• _Work instructions_: Count every line in the entries that contains "Disk". Report that count alone.

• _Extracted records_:
┌──
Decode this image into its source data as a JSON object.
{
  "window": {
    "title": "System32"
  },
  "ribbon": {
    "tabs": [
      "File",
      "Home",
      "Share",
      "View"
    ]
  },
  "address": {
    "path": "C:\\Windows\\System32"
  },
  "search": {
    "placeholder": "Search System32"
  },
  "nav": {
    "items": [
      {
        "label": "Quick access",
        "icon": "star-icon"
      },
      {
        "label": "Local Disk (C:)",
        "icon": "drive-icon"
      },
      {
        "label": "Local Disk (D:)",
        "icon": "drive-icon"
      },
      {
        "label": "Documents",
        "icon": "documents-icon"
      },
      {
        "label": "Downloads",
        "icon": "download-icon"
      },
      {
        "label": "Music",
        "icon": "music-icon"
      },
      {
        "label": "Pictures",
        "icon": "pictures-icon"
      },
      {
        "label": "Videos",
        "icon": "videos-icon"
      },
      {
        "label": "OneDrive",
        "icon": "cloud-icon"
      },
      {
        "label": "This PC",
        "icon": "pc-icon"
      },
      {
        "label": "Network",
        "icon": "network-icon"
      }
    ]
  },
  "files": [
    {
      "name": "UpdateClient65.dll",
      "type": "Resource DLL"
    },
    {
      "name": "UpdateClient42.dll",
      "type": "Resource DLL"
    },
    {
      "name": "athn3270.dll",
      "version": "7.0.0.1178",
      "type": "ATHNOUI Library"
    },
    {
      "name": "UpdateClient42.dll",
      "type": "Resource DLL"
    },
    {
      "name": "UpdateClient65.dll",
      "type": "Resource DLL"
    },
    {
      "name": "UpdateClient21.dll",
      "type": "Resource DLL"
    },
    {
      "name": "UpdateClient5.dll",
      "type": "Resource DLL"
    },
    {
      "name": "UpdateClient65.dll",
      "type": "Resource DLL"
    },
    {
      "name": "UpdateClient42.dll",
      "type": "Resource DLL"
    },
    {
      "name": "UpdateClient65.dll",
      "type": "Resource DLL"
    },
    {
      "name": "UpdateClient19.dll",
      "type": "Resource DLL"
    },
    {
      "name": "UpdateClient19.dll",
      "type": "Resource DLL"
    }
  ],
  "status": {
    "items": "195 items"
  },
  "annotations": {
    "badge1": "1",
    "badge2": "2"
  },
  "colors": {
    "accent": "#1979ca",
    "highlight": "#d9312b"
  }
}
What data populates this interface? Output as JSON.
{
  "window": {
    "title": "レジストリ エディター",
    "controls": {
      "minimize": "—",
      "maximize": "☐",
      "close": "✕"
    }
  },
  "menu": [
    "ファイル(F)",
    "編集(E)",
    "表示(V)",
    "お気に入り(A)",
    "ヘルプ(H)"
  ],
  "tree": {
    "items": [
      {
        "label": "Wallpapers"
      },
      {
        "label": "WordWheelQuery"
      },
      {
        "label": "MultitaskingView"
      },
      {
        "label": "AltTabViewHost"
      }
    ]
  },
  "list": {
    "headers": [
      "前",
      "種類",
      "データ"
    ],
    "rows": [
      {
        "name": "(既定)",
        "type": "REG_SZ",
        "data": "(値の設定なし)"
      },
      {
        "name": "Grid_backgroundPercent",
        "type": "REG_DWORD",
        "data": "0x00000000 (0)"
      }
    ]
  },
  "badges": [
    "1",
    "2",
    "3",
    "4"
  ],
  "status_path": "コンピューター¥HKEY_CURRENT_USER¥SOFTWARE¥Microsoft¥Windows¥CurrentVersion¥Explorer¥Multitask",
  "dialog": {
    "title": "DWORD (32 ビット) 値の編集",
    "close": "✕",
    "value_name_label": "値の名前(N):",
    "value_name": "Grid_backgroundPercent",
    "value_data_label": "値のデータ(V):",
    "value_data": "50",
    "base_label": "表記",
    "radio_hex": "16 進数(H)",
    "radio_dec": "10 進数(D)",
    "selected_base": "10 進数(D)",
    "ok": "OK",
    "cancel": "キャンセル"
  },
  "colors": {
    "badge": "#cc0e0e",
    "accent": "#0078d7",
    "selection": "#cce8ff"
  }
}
└──
• _Result for this task_: 2